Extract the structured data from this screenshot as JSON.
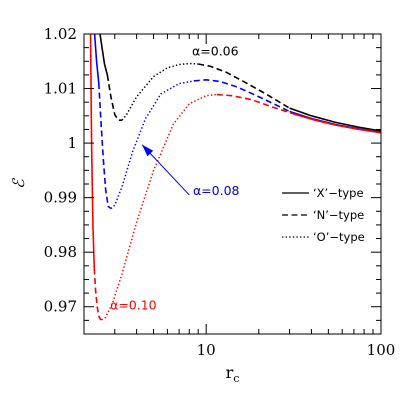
{
  "chart_data": {
    "type": "line",
    "xlabel": "r",
    "xlabel_sub": "c",
    "ylabel": "ℰ",
    "xscale": "log",
    "xlim": [
      2.0,
      100
    ],
    "ylim": [
      0.965,
      1.02
    ],
    "xticks": [
      10,
      100
    ],
    "xtick_labels": [
      "10",
      "100"
    ],
    "yticks": [
      0.97,
      0.98,
      0.99,
      1.0,
      1.01,
      1.02
    ],
    "ytick_labels": [
      "0.97",
      "0.98",
      "0.99",
      "1",
      "1.01",
      "1.02"
    ],
    "legend": [
      {
        "label": "‘X’−type",
        "dash": "solid"
      },
      {
        "label": "‘N’−type",
        "dash": "dashed"
      },
      {
        "label": "‘O’−type",
        "dash": "dotted"
      }
    ],
    "series": [
      {
        "name": "α=0.06",
        "color": "#000000",
        "segments": [
          {
            "type": "X",
            "x": [
              2.47,
              2.55,
              2.62,
              2.72
            ],
            "y": [
              1.02,
              1.017,
              1.0145,
              1.0125
            ]
          },
          {
            "type": "N",
            "x": [
              2.72,
              2.85,
              3.0,
              3.15,
              3.3
            ],
            "y": [
              1.0125,
              1.0085,
              1.0052,
              1.0042,
              1.0042
            ]
          },
          {
            "type": "O",
            "x": [
              3.3,
              3.5,
              4.0,
              5.0,
              6.0,
              7.0,
              8.0,
              9.0
            ],
            "y": [
              1.0042,
              1.0052,
              1.0085,
              1.0122,
              1.0138,
              1.0144,
              1.0146,
              1.0145
            ]
          },
          {
            "type": "N",
            "x": [
              9.0,
              10.5,
              13.0,
              17.0,
              22.0,
              30.0
            ],
            "y": [
              1.0145,
              1.0141,
              1.013,
              1.011,
              1.009,
              1.0064
            ]
          },
          {
            "type": "X",
            "x": [
              30.0,
              40.0,
              55.0,
              75.0,
              100.0
            ],
            "y": [
              1.0064,
              1.005,
              1.0038,
              1.0029,
              1.0022
            ]
          }
        ]
      },
      {
        "name": "α=0.08",
        "color": "#0000ff",
        "segments": [
          {
            "type": "X",
            "x": [
              2.3,
              2.36,
              2.43
            ],
            "y": [
              1.02,
              1.015,
              1.011
            ]
          },
          {
            "type": "N",
            "x": [
              2.43,
              2.5,
              2.58,
              2.66,
              2.75,
              2.85
            ],
            "y": [
              1.011,
              1.004,
              0.997,
              0.9915,
              0.9884,
              0.988
            ]
          },
          {
            "type": "O",
            "x": [
              2.85,
              3.0,
              3.3,
              3.8,
              4.5,
              5.5,
              7.0,
              8.5
            ],
            "y": [
              0.988,
              0.9886,
              0.992,
              0.9985,
              1.0045,
              1.009,
              1.0109,
              1.0114
            ]
          },
          {
            "type": "N",
            "x": [
              8.5,
              10.0,
              12.0,
              15.0,
              20.0,
              30.0
            ],
            "y": [
              1.0114,
              1.0116,
              1.0113,
              1.0103,
              1.0085,
              1.0058
            ]
          },
          {
            "type": "X",
            "x": [
              30.0,
              40.0,
              55.0,
              75.0,
              100.0
            ],
            "y": [
              1.0058,
              1.0045,
              1.0034,
              1.0026,
              1.0019
            ]
          }
        ]
      },
      {
        "name": "α=0.10",
        "color": "#ff0000",
        "segments": [
          {
            "type": "X",
            "x": [
              2.18,
              2.21,
              2.25,
              2.29
            ],
            "y": [
              1.02,
              1.0,
              0.985,
              0.977
            ]
          },
          {
            "type": "N",
            "x": [
              2.29,
              2.33,
              2.38,
              2.43,
              2.48,
              2.52
            ],
            "y": [
              0.977,
              0.973,
              0.97,
              0.9683,
              0.9677,
              0.9676
            ]
          },
          {
            "type": "O",
            "x": [
              2.52,
              2.65,
              2.9,
              3.3,
              4.0,
              5.0,
              6.5,
              8.0,
              10.0,
              11.5
            ],
            "y": [
              0.9676,
              0.968,
              0.9705,
              0.976,
              0.9855,
              0.995,
              1.0035,
              1.0072,
              1.0087,
              1.0089
            ]
          },
          {
            "type": "N",
            "x": [
              11.5,
              14.0,
              18.0,
              24.0,
              32.0
            ],
            "y": [
              1.0089,
              1.0087,
              1.008,
              1.0066,
              1.0053
            ]
          },
          {
            "type": "X",
            "x": [
              32.0,
              42.0,
              55.0,
              75.0,
              100.0
            ],
            "y": [
              1.0053,
              1.0042,
              1.0033,
              1.0025,
              1.0019
            ]
          }
        ]
      }
    ],
    "annotations": [
      {
        "text": "α=0.06",
        "color": "#000000",
        "x": 8.3,
        "y": 1.0161
      },
      {
        "text": "α=0.08",
        "color": "#0000ff",
        "x": 8.4,
        "y": 0.9905
      },
      {
        "text": "α=0.10",
        "color": "#ff0000",
        "x": 2.82,
        "y": 0.9695
      }
    ],
    "arrow": {
      "color": "#0000ff",
      "x_from": 8.0,
      "y_from": 0.9905,
      "x_to": 4.3,
      "y_to": 0.9997
    }
  }
}
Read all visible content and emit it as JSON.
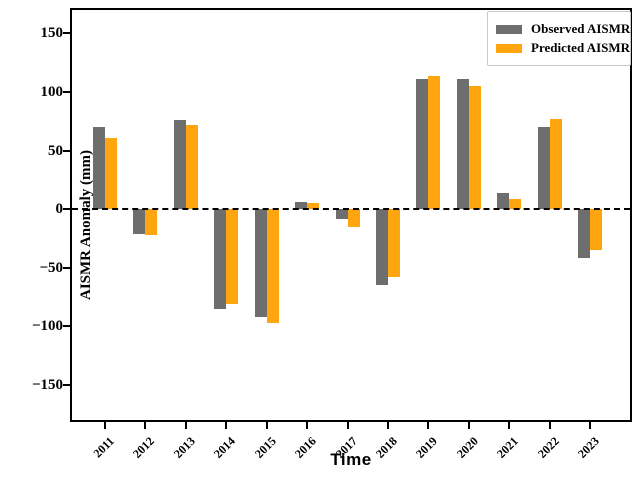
{
  "figure": {
    "x_axis_title": "Time",
    "y_axis_title": "AISMR Anomaly (mm)"
  },
  "chart_data": {
    "type": "bar",
    "title": "",
    "xlabel": "Time",
    "ylabel": "AISMR Anomaly (mm)",
    "categories": [
      "2011",
      "2012",
      "2013",
      "2014",
      "2015",
      "2016",
      "2017",
      "2018",
      "2019",
      "2020",
      "2021",
      "2022",
      "2023"
    ],
    "series": [
      {
        "name": "Observed AISMR",
        "color": "#6e6e6e",
        "values": [
          70,
          -21,
          76,
          -85,
          -92,
          6,
          -8,
          -65,
          111,
          111,
          14,
          70,
          -42
        ]
      },
      {
        "name": "Predicted AISMR",
        "color": "#ffa510",
        "values": [
          61,
          -22,
          72,
          -81,
          -97,
          5,
          -15,
          -58,
          114,
          105,
          9,
          77,
          -35
        ]
      }
    ],
    "yticks": [
      150,
      100,
      50,
      0,
      -50,
      -100,
      -150
    ],
    "ylim": [
      -180,
      170
    ],
    "zero_line": true,
    "grid": false,
    "legend_position": "upper right",
    "legend": [
      {
        "label": "Observed AISMR",
        "color": "#6e6e6e"
      },
      {
        "label": "Predicted AISMR",
        "color": "#ffa510"
      }
    ]
  }
}
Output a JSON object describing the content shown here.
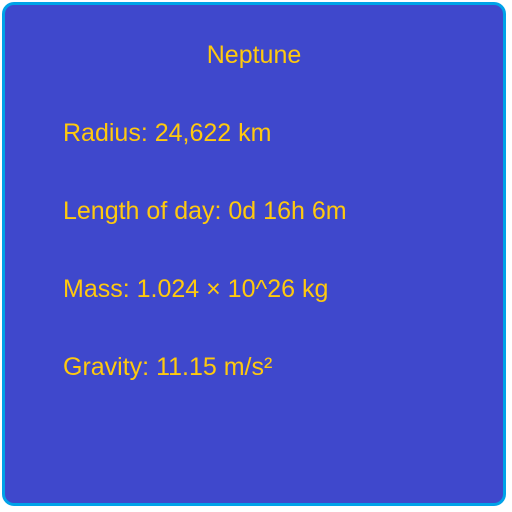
{
  "colors": {
    "card_background": "#3f48cc",
    "card_border": "#00a2e8",
    "text": "#ffc90e"
  },
  "planet": {
    "name": "Neptune",
    "radius": "Radius: 24,622 km",
    "day_length": "Length of day: 0d 16h 6m",
    "mass": "Mass: 1.024 × 10^26 kg",
    "gravity": "Gravity: 11.15 m/s²"
  }
}
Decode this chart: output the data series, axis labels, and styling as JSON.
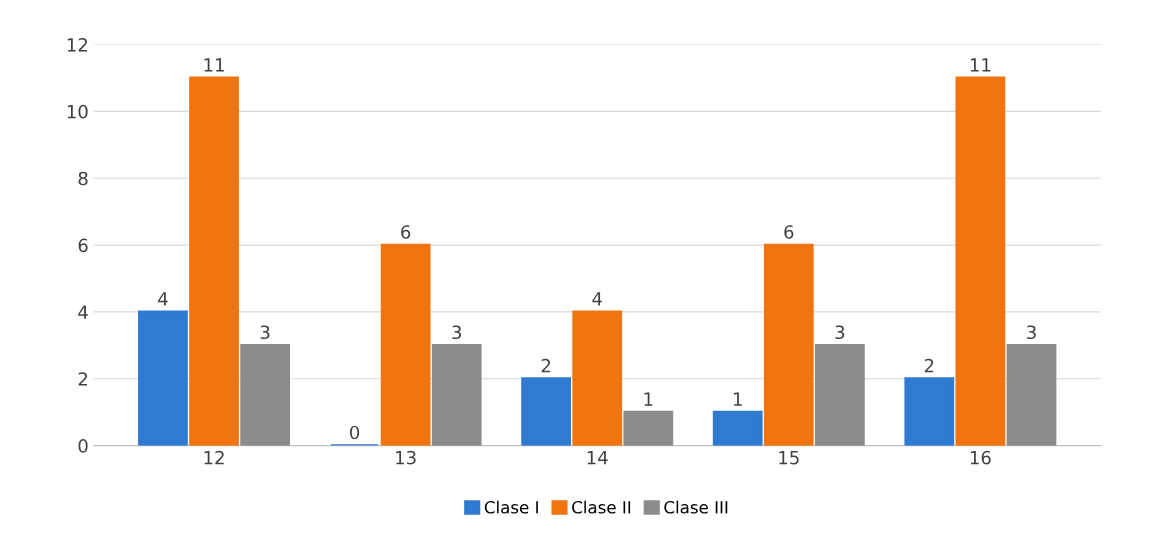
{
  "chart_data": {
    "type": "bar",
    "categories": [
      "12",
      "13",
      "14",
      "15",
      "16"
    ],
    "series": [
      {
        "name": "Clase I",
        "color": "#2e7bd1",
        "values": [
          4,
          0,
          2,
          1,
          2
        ]
      },
      {
        "name": "Clase II",
        "color": "#f0740f",
        "values": [
          11,
          6,
          4,
          6,
          11
        ]
      },
      {
        "name": "Clase III",
        "color": "#8c8c8c",
        "values": [
          3,
          3,
          1,
          3,
          3
        ]
      }
    ],
    "ylim": [
      0,
      12
    ],
    "yticks": [
      0,
      2,
      4,
      6,
      8,
      10,
      12
    ],
    "grid": "y",
    "legend": "bottom",
    "data_labels": true
  }
}
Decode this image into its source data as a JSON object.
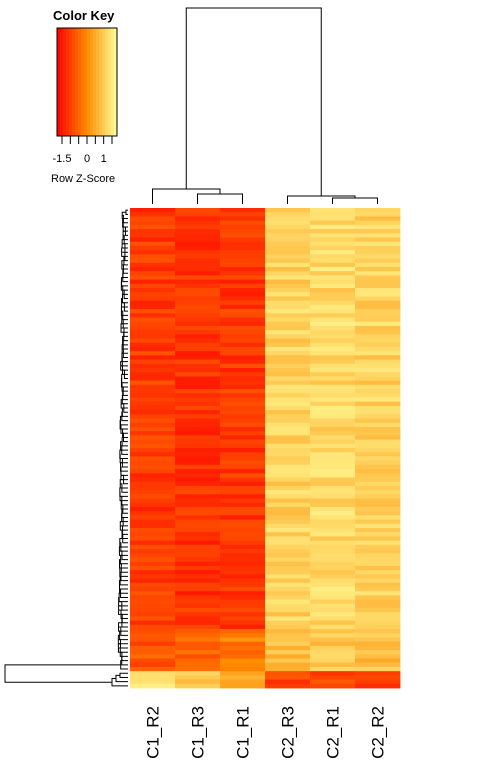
{
  "chart_data": {
    "type": "heatmap",
    "columns": [
      "C1_R2",
      "C1_R3",
      "C1_R1",
      "C2_R3",
      "C2_R1",
      "C2_R2"
    ],
    "zlim": [
      -1.8,
      1.8
    ],
    "blocks": [
      {
        "rows": 100,
        "means": [
          -1.05,
          -1.15,
          -1.1,
          1.1,
          1.2,
          1.1
        ]
      },
      {
        "rows": 10,
        "means": [
          -0.7,
          -0.5,
          -0.2,
          0.8,
          0.9,
          0.8
        ]
      },
      {
        "rows": 4,
        "means": [
          1.2,
          1.0,
          0.6,
          -1.0,
          -0.9,
          -0.9
        ]
      }
    ],
    "legend": {
      "title": "Color Key",
      "xlabel": "Row Z-Score",
      "ticks": [
        "-1.5",
        "0",
        "1"
      ],
      "tick_values": [
        -1.5,
        0,
        1
      ]
    },
    "colors": {
      "low": "#ff0000",
      "mid": "#ff8c00",
      "high": "#ffff9a"
    }
  }
}
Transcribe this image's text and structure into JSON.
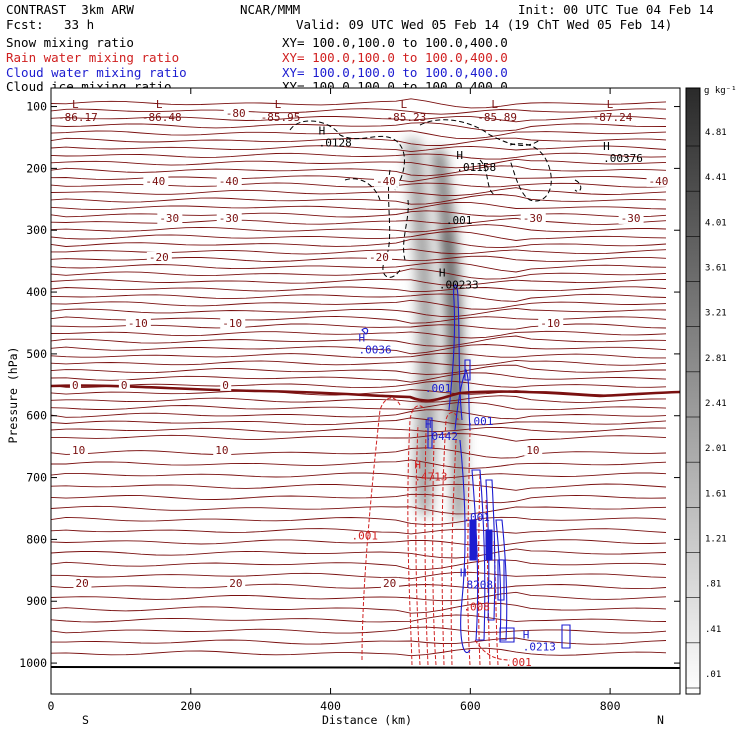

> [EXERCISE BRIEF]: State the number of lines in the records that contain the string "JSON", and nothing more.

> [THE RESULT]: 6